Present the following entries again, word for word and in full.

Stored items
========

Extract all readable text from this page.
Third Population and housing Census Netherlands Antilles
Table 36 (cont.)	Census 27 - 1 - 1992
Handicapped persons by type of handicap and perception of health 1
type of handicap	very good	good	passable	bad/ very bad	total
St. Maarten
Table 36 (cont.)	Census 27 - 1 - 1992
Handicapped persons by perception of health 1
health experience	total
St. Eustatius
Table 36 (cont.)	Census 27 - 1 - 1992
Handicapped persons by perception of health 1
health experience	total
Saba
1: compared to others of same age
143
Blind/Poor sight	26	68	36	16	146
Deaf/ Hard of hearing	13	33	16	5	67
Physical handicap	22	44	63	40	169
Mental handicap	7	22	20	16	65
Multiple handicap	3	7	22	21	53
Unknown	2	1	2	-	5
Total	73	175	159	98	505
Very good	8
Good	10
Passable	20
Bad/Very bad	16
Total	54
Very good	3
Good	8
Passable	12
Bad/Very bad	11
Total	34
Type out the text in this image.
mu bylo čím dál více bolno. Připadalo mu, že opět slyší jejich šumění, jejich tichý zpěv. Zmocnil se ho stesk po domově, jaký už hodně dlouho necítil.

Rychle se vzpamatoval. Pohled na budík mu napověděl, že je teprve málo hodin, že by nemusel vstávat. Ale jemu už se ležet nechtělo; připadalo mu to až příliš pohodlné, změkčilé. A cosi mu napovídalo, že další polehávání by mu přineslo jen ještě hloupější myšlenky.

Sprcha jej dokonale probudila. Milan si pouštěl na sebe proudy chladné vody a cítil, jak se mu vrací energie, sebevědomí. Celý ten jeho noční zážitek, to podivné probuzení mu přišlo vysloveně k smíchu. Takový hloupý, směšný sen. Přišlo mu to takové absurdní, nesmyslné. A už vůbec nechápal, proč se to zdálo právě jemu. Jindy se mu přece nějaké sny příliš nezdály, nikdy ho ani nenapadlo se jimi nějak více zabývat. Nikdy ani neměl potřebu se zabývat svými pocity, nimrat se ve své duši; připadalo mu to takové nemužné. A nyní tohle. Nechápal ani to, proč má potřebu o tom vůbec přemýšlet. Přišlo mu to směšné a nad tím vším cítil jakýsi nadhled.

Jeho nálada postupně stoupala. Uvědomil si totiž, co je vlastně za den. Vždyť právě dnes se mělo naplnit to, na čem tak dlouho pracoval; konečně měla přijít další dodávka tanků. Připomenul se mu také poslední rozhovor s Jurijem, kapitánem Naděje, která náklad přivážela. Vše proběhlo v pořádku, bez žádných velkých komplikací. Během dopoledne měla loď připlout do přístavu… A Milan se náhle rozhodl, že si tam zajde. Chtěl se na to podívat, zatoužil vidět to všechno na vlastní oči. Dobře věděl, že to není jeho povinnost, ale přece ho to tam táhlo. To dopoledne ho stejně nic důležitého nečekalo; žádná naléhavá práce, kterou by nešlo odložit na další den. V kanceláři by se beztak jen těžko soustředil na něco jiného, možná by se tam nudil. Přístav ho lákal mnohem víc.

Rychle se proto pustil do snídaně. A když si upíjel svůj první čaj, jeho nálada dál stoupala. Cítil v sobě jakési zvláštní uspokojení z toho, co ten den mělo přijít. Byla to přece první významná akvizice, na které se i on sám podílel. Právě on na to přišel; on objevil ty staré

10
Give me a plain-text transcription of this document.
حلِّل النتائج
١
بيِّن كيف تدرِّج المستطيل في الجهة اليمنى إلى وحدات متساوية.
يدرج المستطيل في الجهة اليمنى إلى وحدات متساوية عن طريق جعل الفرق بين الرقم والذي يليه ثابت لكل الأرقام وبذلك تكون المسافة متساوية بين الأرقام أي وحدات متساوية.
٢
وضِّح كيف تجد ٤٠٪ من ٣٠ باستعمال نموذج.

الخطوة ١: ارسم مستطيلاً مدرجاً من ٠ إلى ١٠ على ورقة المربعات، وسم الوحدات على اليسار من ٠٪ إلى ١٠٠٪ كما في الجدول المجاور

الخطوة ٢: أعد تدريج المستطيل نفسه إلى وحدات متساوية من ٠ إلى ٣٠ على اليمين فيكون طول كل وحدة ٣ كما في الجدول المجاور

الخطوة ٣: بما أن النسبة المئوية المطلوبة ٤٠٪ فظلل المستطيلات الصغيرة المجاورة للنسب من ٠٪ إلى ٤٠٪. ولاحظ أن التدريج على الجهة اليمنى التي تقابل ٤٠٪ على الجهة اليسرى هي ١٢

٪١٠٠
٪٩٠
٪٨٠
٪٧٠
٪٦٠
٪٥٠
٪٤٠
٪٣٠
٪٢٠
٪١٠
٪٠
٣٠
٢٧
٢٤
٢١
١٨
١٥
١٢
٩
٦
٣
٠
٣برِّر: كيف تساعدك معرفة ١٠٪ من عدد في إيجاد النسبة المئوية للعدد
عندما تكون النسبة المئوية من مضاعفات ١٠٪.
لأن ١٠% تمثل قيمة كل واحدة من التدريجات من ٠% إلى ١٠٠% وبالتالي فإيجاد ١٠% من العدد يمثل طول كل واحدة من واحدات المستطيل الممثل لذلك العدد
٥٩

========

**ANSWER TO THE TASK**.
Extract all readable text from this page.
Third Population and housing Census Netherlands Antilles
Table 36 (cont.)	Census 27 - 1 - 1992
Handicapped persons by type of handicap and perception of health 1
type of handicap	very good	good	passable	bad/ very bad	total
St. Maarten
Table 36 (cont.)	Census 27 - 1 - 1992
Handicapped persons by perception of health 1
health experience	total
St. Eustatius
Table 36 (cont.)	Census 27 - 1 - 1992
Handicapped persons by perception of health 1
health experience	total
Saba
1: compared to others of same age
143
Blind/Poor sight	26	68	36	16	146
Deaf/ Hard of hearing	13	33	16	5	67
Physical handicap	22	44	63	40	169
Mental handicap	7	22	20	16	65
Multiple handicap	3	7	22	21	53
Unknown	2	1	2	-	5
Total	73	175	159	98	505
Very good	8
Good	10
Passable	20
Bad/Very bad	16
Total	54
Very good	3
Good	8
Passable	12
Bad/Very bad	11
Total	34
Type out the text in this image.
mu bylo čím dál více bolno. Připadalo mu, že opět slyší jejich šumění, jejich tichý zpěv. Zmocnil se ho stesk po domově, jaký už hodně dlouho necítil.

Rychle se vzpamatoval. Pohled na budík mu napověděl, že je teprve málo hodin, že by nemusel vstávat. Ale jemu už se ležet nechtělo; připadalo mu to až příliš pohodlné, změkčilé. A cosi mu napovídalo, že další polehávání by mu přineslo jen ještě hloupější myšlenky.

Sprcha jej dokonale probudila. Milan si pouštěl na sebe proudy chladné vody a cítil, jak se mu vrací energie, sebevědomí. Celý ten jeho noční zážitek, to podivné probuzení mu přišlo vysloveně k smíchu. Takový hloupý, směšný sen. Přišlo mu to takové absurdní, nesmyslné. A už vůbec nechápal, proč se to zdálo právě jemu. Jindy se mu přece nějaké sny příliš nezdály, nikdy ho ani nenapadlo se jimi nějak více zabývat. Nikdy ani neměl potřebu se zabývat svými pocity, nimrat se ve své duši; připadalo mu to takové nemužné. A nyní tohle. Nechápal ani to, proč má potřebu o tom vůbec přemýšlet. Přišlo mu to směšné a nad tím vším cítil jakýsi nadhled.

Jeho nálada postupně stoupala. Uvědomil si totiž, co je vlastně za den. Vždyť právě dnes se mělo naplnit to, na čem tak dlouho pracoval; konečně měla přijít další dodávka tanků. Připomenul se mu také poslední rozhovor s Jurijem, kapitánem Naděje, která náklad přivážela. Vše proběhlo v pořádku, bez žádných velkých komplikací. Během dopoledne měla loď připlout do přístavu… A Milan se náhle rozhodl, že si tam zajde. Chtěl se na to podívat, zatoužil vidět to všechno na vlastní oči. Dobře věděl, že to není jeho povinnost, ale přece ho to tam táhlo. To dopoledne ho stejně nic důležitého nečekalo; žádná naléhavá práce, kterou by nešlo odložit na další den. V kanceláři by se beztak jen těžko soustředil na něco jiného, možná by se tam nudil. Přístav ho lákal mnohem víc.

Rychle se proto pustil do snídaně. A když si upíjel svůj první čaj, jeho nálada dál stoupala. Cítil v sobě jakési zvláštní uspokojení z toho, co ten den mělo přijít. Byla to přece první významná akvizice, na které se i on sám podílel. Právě on na to přišel; on objevil ty staré

10
Give me a plain-text transcription of this document.
حلِّل النتائج
١
بيِّن كيف تدرِّج المستطيل في الجهة اليمنى إلى وحدات متساوية.
يدرج المستطيل في الجهة اليمنى إلى وحدات متساوية عن طريق جعل الفرق بين الرقم والذي يليه ثابت لكل الأرقام وبذلك تكون المسافة متساوية بين الأرقام أي وحدات متساوية.
٢
وضِّح كيف تجد ٤٠٪ من ٣٠ باستعمال نموذج.

الخطوة ١: ارسم مستطيلاً مدرجاً من ٠ إلى ١٠ على ورقة المربعات، وسم الوحدات على اليسار من ٠٪ إلى ١٠٠٪ كما في الجدول المجاور

الخطوة ٢: أعد تدريج المستطيل نفسه إلى وحدات متساوية من ٠ إلى ٣٠ على اليمين فيكون طول كل وحدة ٣ كما في الجدول المجاور

الخطوة ٣: بما أن النسبة المئوية المطلوبة ٤٠٪ فظلل المستطيلات الصغيرة المجاورة للنسب من ٠٪ إلى ٤٠٪. ولاحظ أن التدريج على الجهة اليمنى التي تقابل ٤٠٪ على الجهة اليسرى هي ١٢

٪١٠٠
٪٩٠
٪٨٠
٪٧٠
٪٦٠
٪٥٠
٪٤٠
٪٣٠
٪٢٠
٪١٠
٪٠
٣٠
٢٧
٢٤
٢١
١٨
١٥
١٢
٩
٦
٣
٠
٣برِّر: كيف تساعدك معرفة ١٠٪ من عدد في إيجاد النسبة المئوية للعدد
عندما تكون النسبة المئوية من مضاعفات ١٠٪.
لأن ١٠% تمثل قيمة كل واحدة من التدريجات من ٠% إلى ١٠٠% وبالتالي فإيجاد ١٠% من العدد يمثل طول كل واحدة من واحدات المستطيل الممثل لذلك العدد
٥٩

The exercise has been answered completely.